▸ **PROVIDED RECORDS**:

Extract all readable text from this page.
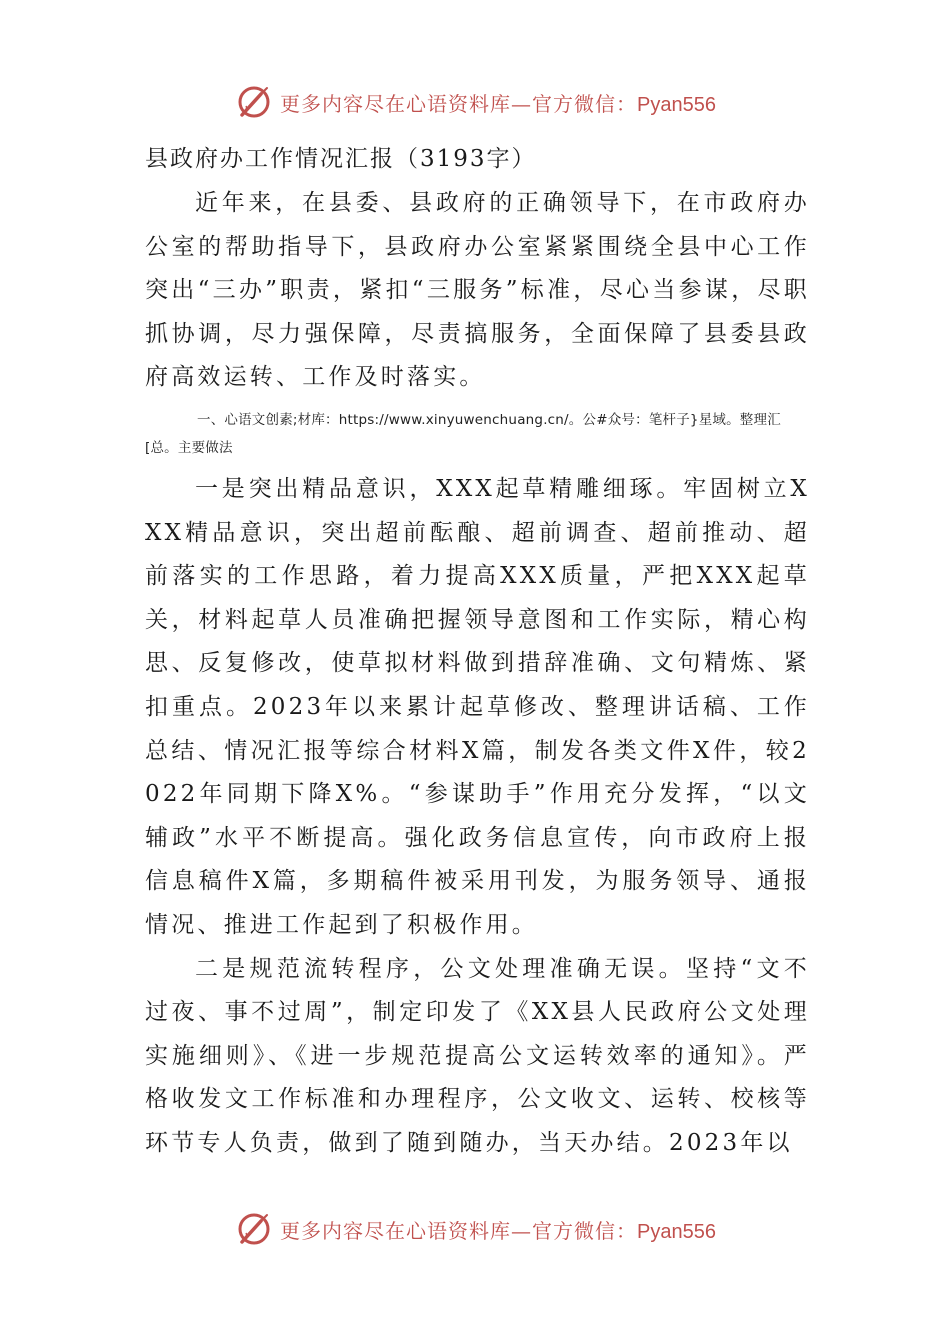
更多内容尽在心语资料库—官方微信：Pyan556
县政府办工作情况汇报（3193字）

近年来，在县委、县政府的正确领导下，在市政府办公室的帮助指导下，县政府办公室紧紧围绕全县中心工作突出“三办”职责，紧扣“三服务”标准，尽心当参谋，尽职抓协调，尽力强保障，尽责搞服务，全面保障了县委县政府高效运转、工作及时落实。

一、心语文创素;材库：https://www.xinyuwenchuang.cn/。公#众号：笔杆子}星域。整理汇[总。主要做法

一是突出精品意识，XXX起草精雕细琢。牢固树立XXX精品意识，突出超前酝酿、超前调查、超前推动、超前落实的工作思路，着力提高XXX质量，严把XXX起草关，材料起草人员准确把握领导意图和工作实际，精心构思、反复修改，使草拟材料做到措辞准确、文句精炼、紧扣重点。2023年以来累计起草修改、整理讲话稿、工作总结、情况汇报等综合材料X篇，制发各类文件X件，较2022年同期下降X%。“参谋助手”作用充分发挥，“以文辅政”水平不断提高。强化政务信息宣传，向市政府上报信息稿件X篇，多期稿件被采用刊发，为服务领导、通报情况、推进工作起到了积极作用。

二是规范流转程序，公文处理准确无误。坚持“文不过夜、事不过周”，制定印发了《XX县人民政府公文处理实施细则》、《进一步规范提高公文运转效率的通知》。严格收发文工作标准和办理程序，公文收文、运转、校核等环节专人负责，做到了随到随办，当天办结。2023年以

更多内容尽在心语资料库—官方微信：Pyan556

--

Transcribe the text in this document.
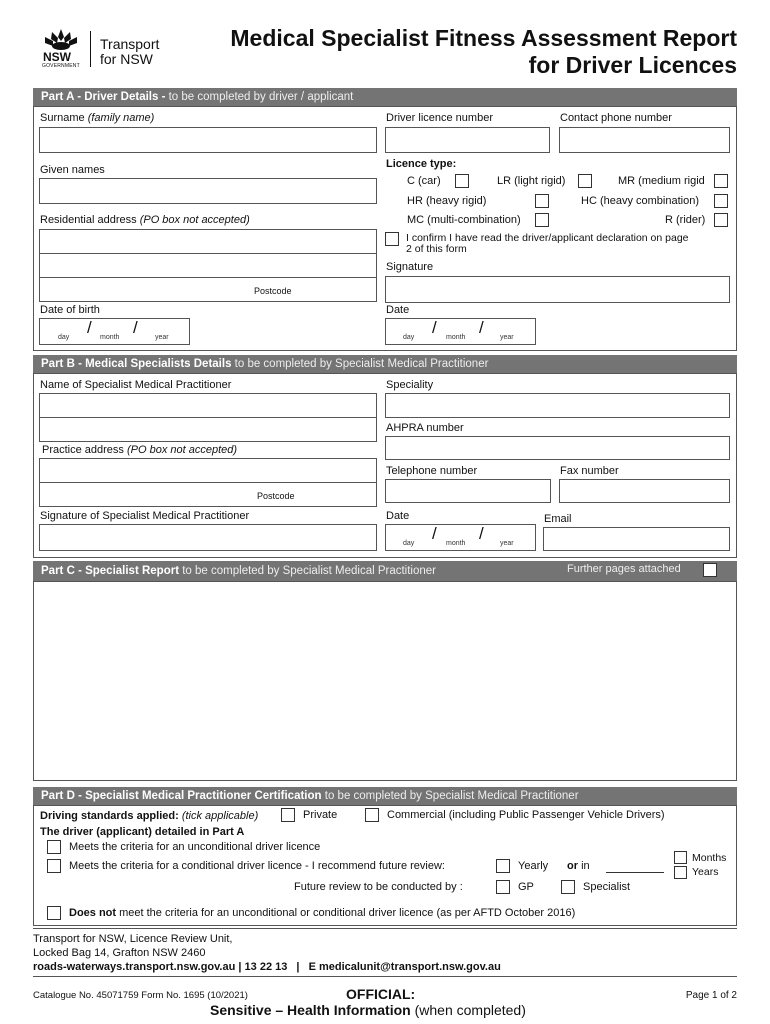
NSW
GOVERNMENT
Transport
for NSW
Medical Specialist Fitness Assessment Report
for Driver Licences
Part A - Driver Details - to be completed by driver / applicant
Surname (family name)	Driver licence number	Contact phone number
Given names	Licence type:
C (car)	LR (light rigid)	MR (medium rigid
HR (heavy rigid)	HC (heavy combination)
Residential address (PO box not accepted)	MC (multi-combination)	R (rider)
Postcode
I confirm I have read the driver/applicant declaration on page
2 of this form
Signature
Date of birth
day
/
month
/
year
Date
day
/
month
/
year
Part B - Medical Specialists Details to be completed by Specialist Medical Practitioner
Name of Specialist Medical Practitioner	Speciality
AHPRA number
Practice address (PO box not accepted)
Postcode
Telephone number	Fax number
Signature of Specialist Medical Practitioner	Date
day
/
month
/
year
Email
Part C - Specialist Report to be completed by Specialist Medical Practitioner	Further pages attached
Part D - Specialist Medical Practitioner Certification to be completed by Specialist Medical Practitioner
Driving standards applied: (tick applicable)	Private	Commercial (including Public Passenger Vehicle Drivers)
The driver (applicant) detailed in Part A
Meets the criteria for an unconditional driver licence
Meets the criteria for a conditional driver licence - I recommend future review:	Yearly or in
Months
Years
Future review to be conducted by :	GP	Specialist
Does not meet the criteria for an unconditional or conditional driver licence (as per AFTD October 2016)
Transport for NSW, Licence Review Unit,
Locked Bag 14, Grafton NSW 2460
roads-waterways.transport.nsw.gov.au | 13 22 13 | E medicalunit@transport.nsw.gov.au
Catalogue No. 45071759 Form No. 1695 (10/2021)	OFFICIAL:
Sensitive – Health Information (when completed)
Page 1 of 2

▸ **WRITTEN TASK**: Look back over the material above and state how many lines hold the word "Report". Write the number and nothing else.

▸ **RESULT**: 2